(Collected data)

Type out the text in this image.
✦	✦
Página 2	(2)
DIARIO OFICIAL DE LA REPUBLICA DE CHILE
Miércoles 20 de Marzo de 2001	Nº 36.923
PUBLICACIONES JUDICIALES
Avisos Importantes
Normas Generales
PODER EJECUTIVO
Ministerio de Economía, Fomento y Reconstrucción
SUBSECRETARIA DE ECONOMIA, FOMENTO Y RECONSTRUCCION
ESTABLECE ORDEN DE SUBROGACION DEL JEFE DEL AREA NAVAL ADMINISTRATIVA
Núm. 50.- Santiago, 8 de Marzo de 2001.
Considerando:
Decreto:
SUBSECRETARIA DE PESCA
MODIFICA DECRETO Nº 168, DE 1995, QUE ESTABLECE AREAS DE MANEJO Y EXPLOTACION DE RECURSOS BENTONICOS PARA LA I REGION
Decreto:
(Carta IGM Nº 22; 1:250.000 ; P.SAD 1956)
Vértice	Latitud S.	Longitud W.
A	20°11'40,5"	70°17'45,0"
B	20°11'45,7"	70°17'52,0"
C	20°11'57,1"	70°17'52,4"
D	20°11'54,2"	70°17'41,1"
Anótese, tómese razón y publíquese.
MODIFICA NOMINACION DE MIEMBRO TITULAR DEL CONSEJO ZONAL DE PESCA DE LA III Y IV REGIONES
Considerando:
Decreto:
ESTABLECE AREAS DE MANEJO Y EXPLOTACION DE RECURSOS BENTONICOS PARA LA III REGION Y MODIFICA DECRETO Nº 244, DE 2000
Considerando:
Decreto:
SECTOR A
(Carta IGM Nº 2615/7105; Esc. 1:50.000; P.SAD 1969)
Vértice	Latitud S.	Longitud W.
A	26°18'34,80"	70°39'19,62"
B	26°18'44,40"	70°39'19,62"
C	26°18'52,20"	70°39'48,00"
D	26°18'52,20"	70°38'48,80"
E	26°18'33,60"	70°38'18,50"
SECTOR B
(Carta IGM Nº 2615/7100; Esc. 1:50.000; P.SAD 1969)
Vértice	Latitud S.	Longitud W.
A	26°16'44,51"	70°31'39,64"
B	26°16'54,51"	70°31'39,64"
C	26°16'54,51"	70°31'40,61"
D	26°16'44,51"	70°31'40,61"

§ **TASK OBJECTIVE**: Copy down every line of the material above that includes the string "MODIFICA".

§ **RESULT**:
MODIFICA DECRETO Nº 168, DE 1995, QUE ESTABLECE AREAS DE MANEJO Y EXPLOTACION DE RECURSOS BENTONICOS PARA LA I REGION
MODIFICA NOMINACION DE MIEMBRO TITULAR DEL CONSEJO ZONAL DE PESCA DE LA III Y IV REGIONES
ESTABLECE AREAS DE MANEJO Y EXPLOTACION DE RECURSOS BENTONICOS PARA LA III REGION Y MODIFICA DECRETO Nº 244, DE 2000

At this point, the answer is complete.